↓↓↓

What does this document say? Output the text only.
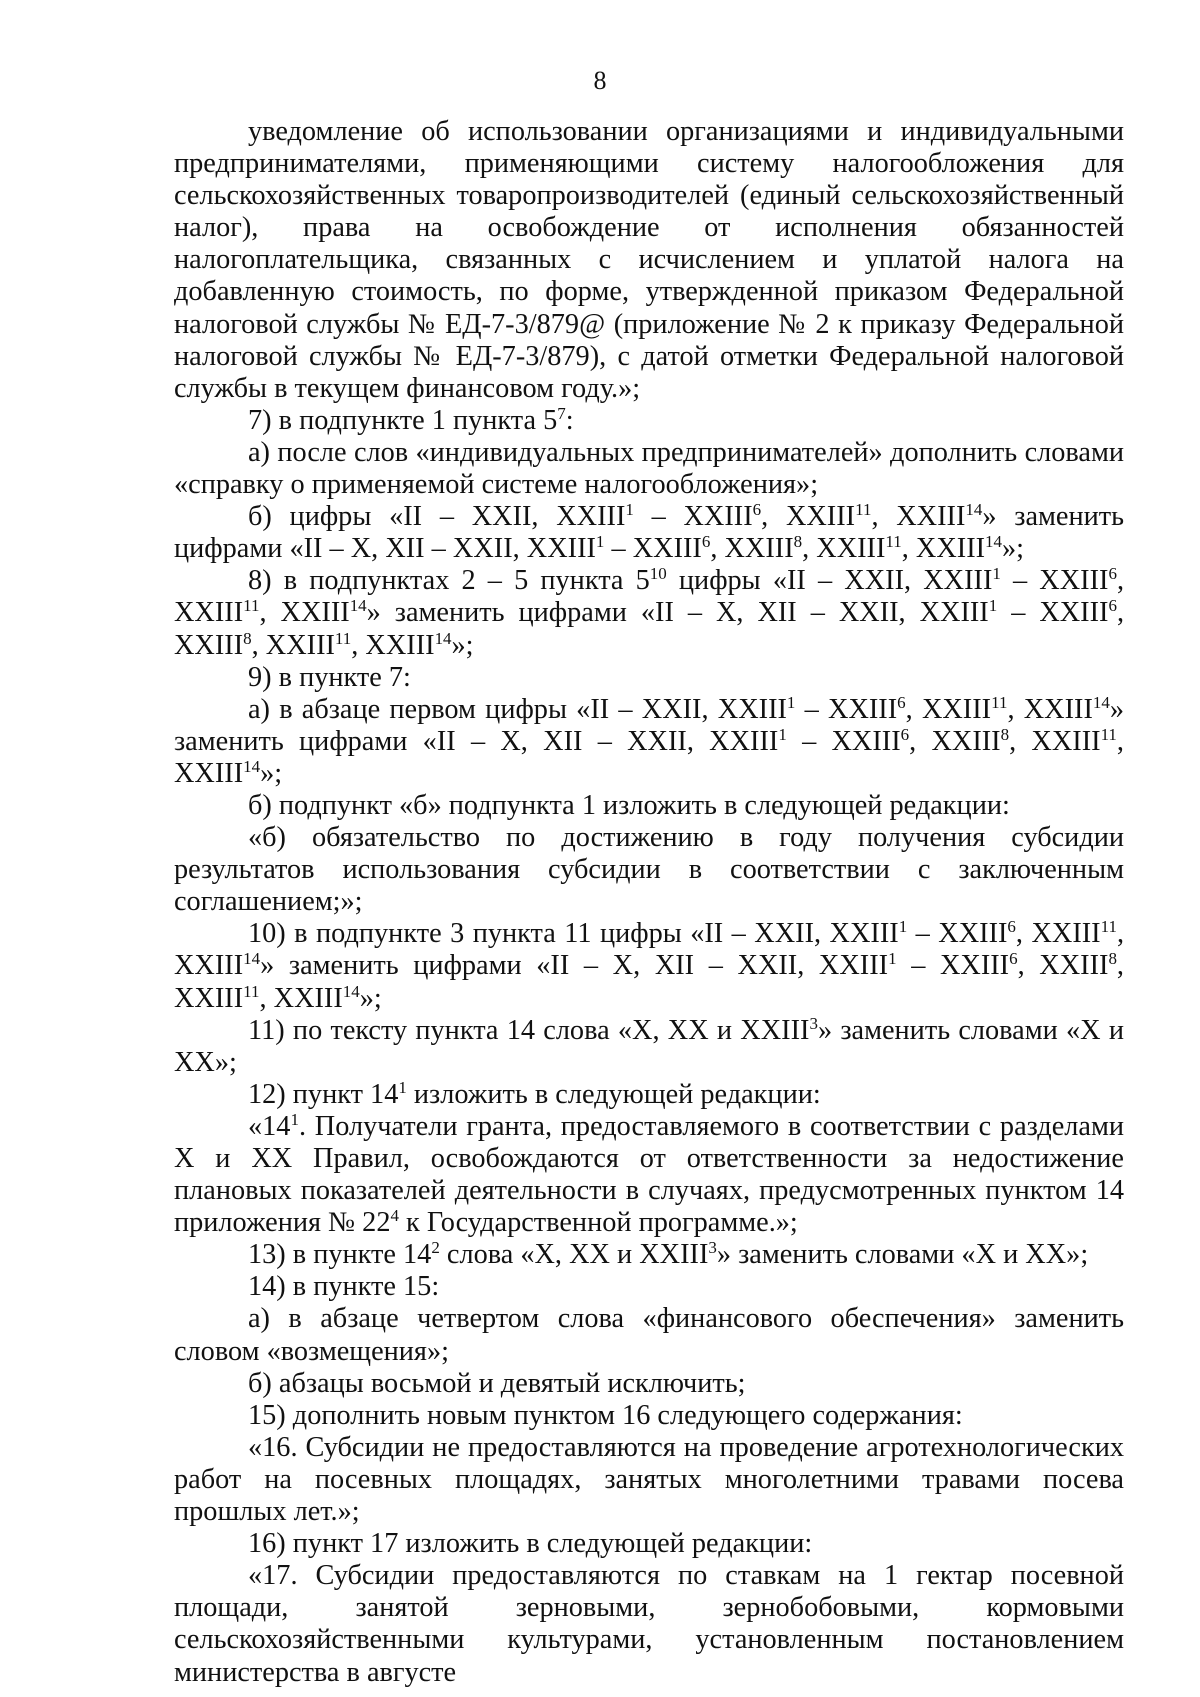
8

уведомление об использовании организациями и индивидуальными предпринимателями, применяющими систему налогообложения для сельскохозяйственных товаропроизводителей (единый сельскохозяйственный налог), права на освобождение от исполнения обязанностей налогоплательщика, связанных с исчислением и уплатой налога на добавленную стоимость, по форме, утвержденной приказом Федеральной налоговой службы № ЕД-7-3/879@ (приложение № 2 к приказу Федеральной налоговой службы № ЕД-7-3/879), с датой отметки Федеральной налоговой службы в текущем финансовом году.»;

7) в подпункте 1 пункта $5^7$:

а) после слов «индивидуальных предпринимателей» дополнить словами «справку о применяемой системе налогообложения»;

б) цифры «II – XXII, XXIII$^1$ – XXIII$^6$, XXIII$^{11}$, XXIII$^{14}$» заменить цифрами «II – X, XII – XXII, XXIII$^1$ – XXIII$^6$, XXIII$^8$, XXIII$^{11}$, XXIII$^{14}$»;

8) в подпунктах 2 – 5 пункта $5^{10}$ цифры «II – XXII, XXIII$^1$ – XXIII$^6$, XXIII$^{11}$, XXIII$^{14}$» заменить цифрами «II – X, XII – XXII, XXIII$^1$ – XXIII$^6$, XXIII$^8$, XXIII$^{11}$, XXIII$^{14}$»;

9) в пункте 7:

а) в абзаце первом цифры «II – XXII, XXIII$^1$ – XXIII$^6$, XXIII$^{11}$, XXIII$^{14}$» заменить цифрами «II – X, XII – XXII, XXIII$^1$ – XXIII$^6$, XXIII$^8$, XXIII$^{11}$, XXIII$^{14}$»;

б) подпункт «б» подпункта 1 изложить в следующей редакции:

«б) обязательство по достижению в году получения субсидии результатов использования субсидии в соответствии с заключенным соглашением;»;

10) в подпункте 3 пункта 11 цифры «II – XXII, XXIII$^1$ – XXIII$^6$, XXIII$^{11}$, XXIII$^{14}$» заменить цифрами «II – X, XII – XXII, XXIII$^1$ – XXIII$^6$, XXIII$^8$, XXIII$^{11}$, XXIII$^{14}$»;

11) по тексту пункта 14 слова «X, XX и XXIII$^3$» заменить словами «X и XX»;

12) пункт $14^1$ изложить в следующей редакции:

«$14^1$. Получатели гранта, предоставляемого в соответствии с разделами X и XX Правил, освобождаются от ответственности за недостижение плановых показателей деятельности в случаях, предусмотренных пунктом 14 приложения № $22^4$ к Государственной программе.»;

13) в пункте $14^2$ слова «X, XX и XXIII$^3$» заменить словами «X и XX»;

14) в пункте 15:

а) в абзаце четвертом слова «финансового обеспечения» заменить словом «возмещения»;

б) абзацы восьмой и девятый исключить;

15) дополнить новым пунктом 16 следующего содержания:

«16. Субсидии не предоставляются на проведение агротехнологических работ на посевных площадях, занятых многолетними травами посева прошлых лет.»;

16) пункт 17 изложить в следующей редакции:

«17. Субсидии предоставляются по ставкам на 1 гектар посевной площади, занятой зерновыми, зернобобовыми, кормовыми сельскохозяйственными культурами, установленным постановлением министерства в августе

↑↑↑

Problem details
Collect each line above holding the string "словами".

Exercise answer
а) после слов «индивидуальных предпринимателей» дополнить словами «справку о применяемой системе налогообложения»;
11) по тексту пункта 14 слова «X, XX и XXIII$^3$» заменить словами «X и XX»;
13) в пункте $14^2$ слова «X, XX и XXIII$^3$» заменить словами «X и XX»;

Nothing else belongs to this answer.